*Data provided:*
►
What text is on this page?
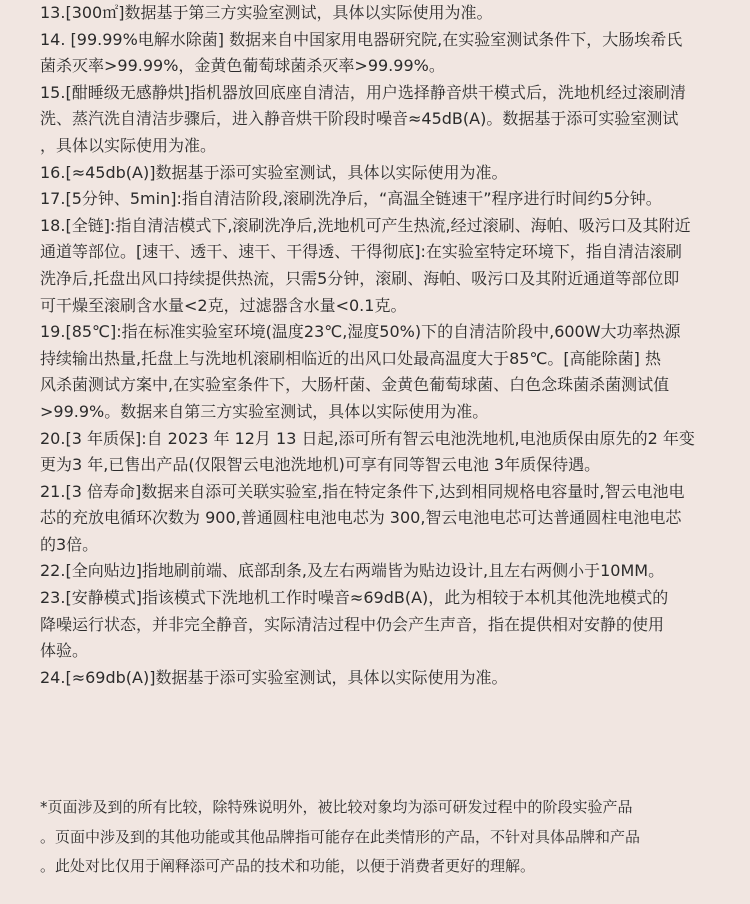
13.[300㎡]数据基于第三方实验室测试，具体以实际使用为准。
14. [99.99%电解水除菌] 数据来自中国家用电器研究院,在实验室测试条件下，大肠埃希氏
菌杀灭率>99.99%，金黄色葡萄球菌杀灭率>99.99%。
15.[酣睡级无感静烘]指机器放回底座自清洁，用户选择静音烘干模式后，洗地机经过滚刷清
洗、蒸汽洗自清洁步骤后，进入静音烘干阶段时噪音≈45dB(A)。数据基于添可实验室测试
，具体以实际使用为准。
16.[≈45db(A)]数据基于添可实验室测试，具体以实际使用为准。
17.[5分钟、5min]:指自清洁阶段,滚刷洗净后，“高温全链速干”程序进行时间约5分钟。
18.[全链]:指自清洁模式下,滚刷洗净后,洗地机可产生热流,经过滚刷、海帕、吸污口及其附近
通道等部位。[速干、透干、速干、干得透、干得彻底]:在实验室特定环境下，指自清洁滚刷
洗净后,托盘出风口持续提供热流，只需5分钟，滚刷、海帕、吸污口及其附近通道等部位即
可干燥至滚刷含水量<2克，过滤器含水量<0.1克。
19.[85℃]:指在标准实验室环境(温度23℃,湿度50%)下的自清洁阶段中,600W大功率热源
持续输出热量,托盘上与洗地机滚刷相临近的出风口处最高温度大于85℃。[高能除菌] 热
风杀菌测试方案中,在实验室条件下，大肠杆菌、金黄色葡萄球菌、白色念珠菌杀菌测试值
>99.9%。数据来自第三方实验室测试，具体以实际使用为准。
20.[3 年质保]:自 2023 年 12月 13 日起,添可所有智云电池洗地机,电池质保由原先的2 年变
更为3 年,已售出产品(仅限智云电池洗地机)可享有同等智云电池 3年质保待遇。
21.[3 倍寿命]数据来自添可关联实验室,指在特定条件下,达到相同规格电容量时,智云电池电
芯的充放电循环次数为 900,普通圆柱电池电芯为 300,智云电池电芯可达普通圆柱电池电芯
的3倍。
22.[全向贴边]指地刷前端、底部刮条,及左右两端皆为贴边设计,且左右两侧小于10MM。
23.[安静模式]指该模式下洗地机工作时噪音≈69dB(A)，此为相较于本机其他洗地模式的
降噪运行状态，并非完全静音，实际清洁过程中仍会产生声音，指在提供相对安静的使用
体验。
24.[≈69db(A)]数据基于添可实验室测试，具体以实际使用为准。
*页面涉及到的所有比较，除特殊说明外，被比较对象均为添可研发过程中的阶段实验产品
。页面中涉及到的其他功能或其他品牌指可能存在此类情形的产品，不针对具体品牌和产品
。此处对比仅用于阐释添可产品的技术和功能，以便于消费者更好的理解。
◄
Write out each line again precisely as it appears, skipping every picture.

*Written response:*
What text is on this page?
13.[300㎡]数据基于第三方实验室测试，具体以实际使用为准。
14. [99.99%电解水除菌] 数据来自中国家用电器研究院,在实验室测试条件下，大肠埃希氏
菌杀灭率>99.99%，金黄色葡萄球菌杀灭率>99.99%。
15.[酣睡级无感静烘]指机器放回底座自清洁，用户选择静音烘干模式后，洗地机经过滚刷清
洗、蒸汽洗自清洁步骤后，进入静音烘干阶段时噪音≈45dB(A)。数据基于添可实验室测试
，具体以实际使用为准。
16.[≈45db(A)]数据基于添可实验室测试，具体以实际使用为准。
17.[5分钟、5min]:指自清洁阶段,滚刷洗净后，“高温全链速干”程序进行时间约5分钟。
18.[全链]:指自清洁模式下,滚刷洗净后,洗地机可产生热流,经过滚刷、海帕、吸污口及其附近
通道等部位。[速干、透干、速干、干得透、干得彻底]:在实验室特定环境下，指自清洁滚刷
洗净后,托盘出风口持续提供热流，只需5分钟，滚刷、海帕、吸污口及其附近通道等部位即
可干燥至滚刷含水量<2克，过滤器含水量<0.1克。
19.[85℃]:指在标准实验室环境(温度23℃,湿度50%)下的自清洁阶段中,600W大功率热源
持续输出热量,托盘上与洗地机滚刷相临近的出风口处最高温度大于85℃。[高能除菌] 热
风杀菌测试方案中,在实验室条件下，大肠杆菌、金黄色葡萄球菌、白色念珠菌杀菌测试值
>99.9%。数据来自第三方实验室测试，具体以实际使用为准。
20.[3 年质保]:自 2023 年 12月 13 日起,添可所有智云电池洗地机,电池质保由原先的2 年变
更为3 年,已售出产品(仅限智云电池洗地机)可享有同等智云电池 3年质保待遇。
21.[3 倍寿命]数据来自添可关联实验室,指在特定条件下,达到相同规格电容量时,智云电池电
芯的充放电循环次数为 900,普通圆柱电池电芯为 300,智云电池电芯可达普通圆柱电池电芯
的3倍。
22.[全向贴边]指地刷前端、底部刮条,及左右两端皆为贴边设计,且左右两侧小于10MM。
23.[安静模式]指该模式下洗地机工作时噪音≈69dB(A)，此为相较于本机其他洗地模式的
降噪运行状态，并非完全静音，实际清洁过程中仍会产生声音，指在提供相对安静的使用
体验。
24.[≈69db(A)]数据基于添可实验室测试，具体以实际使用为准。
*页面涉及到的所有比较，除特殊说明外，被比较对象均为添可研发过程中的阶段实验产品
。页面中涉及到的其他功能或其他品牌指可能存在此类情形的产品，不针对具体品牌和产品
。此处对比仅用于阐释添可产品的技术和功能，以便于消费者更好的理解。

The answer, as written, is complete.